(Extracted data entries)

------------------------------

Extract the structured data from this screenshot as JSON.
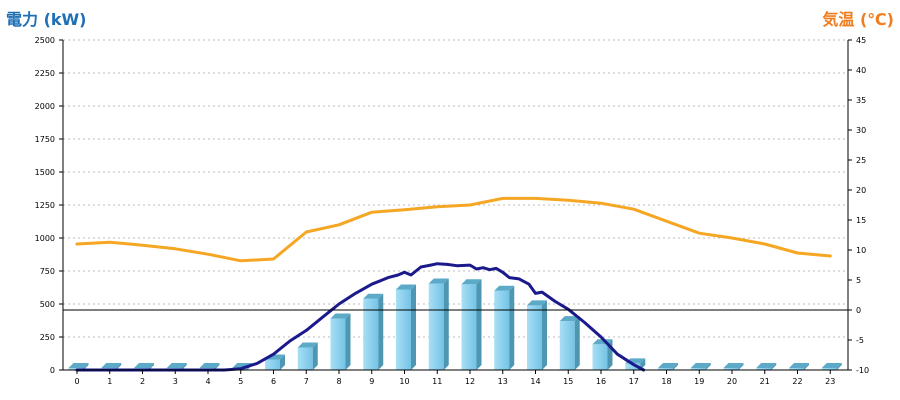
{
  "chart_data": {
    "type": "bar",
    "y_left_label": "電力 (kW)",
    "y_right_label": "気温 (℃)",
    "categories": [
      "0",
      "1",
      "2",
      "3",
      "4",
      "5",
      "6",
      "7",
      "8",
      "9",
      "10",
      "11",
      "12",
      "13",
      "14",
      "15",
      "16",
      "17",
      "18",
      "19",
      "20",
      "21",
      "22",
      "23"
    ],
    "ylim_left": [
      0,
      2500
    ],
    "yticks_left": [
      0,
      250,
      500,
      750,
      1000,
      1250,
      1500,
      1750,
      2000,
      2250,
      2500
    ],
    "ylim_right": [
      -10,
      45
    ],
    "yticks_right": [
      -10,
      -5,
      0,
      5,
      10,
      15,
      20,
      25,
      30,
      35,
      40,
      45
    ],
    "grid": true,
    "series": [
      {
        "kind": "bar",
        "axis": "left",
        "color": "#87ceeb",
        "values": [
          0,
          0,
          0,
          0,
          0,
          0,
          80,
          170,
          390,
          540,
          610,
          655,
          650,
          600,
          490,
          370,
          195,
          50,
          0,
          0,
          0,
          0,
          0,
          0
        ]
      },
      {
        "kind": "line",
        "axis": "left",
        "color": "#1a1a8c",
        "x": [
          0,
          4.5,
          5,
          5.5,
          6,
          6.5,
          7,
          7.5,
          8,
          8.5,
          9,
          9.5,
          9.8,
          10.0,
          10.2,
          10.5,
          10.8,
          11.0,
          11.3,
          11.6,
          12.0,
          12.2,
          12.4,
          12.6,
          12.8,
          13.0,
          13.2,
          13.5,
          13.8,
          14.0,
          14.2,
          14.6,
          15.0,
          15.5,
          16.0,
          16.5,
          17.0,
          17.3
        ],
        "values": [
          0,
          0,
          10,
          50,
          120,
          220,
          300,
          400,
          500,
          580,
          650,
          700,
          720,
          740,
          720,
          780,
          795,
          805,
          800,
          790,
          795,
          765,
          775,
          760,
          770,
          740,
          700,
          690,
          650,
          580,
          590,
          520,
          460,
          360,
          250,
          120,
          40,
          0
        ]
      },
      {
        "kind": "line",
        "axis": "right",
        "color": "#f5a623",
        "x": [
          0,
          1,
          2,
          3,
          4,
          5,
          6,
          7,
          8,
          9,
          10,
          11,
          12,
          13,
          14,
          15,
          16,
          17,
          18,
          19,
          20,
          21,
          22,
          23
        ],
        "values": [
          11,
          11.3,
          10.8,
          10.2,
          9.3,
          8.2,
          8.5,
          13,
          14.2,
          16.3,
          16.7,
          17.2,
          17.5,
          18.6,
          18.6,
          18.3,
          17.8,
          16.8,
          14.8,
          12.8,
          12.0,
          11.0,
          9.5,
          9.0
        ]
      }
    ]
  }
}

------------------------------

> Problem to solve
Count each line where the string "color" occurs, and write only the number.

> Answer for the task
3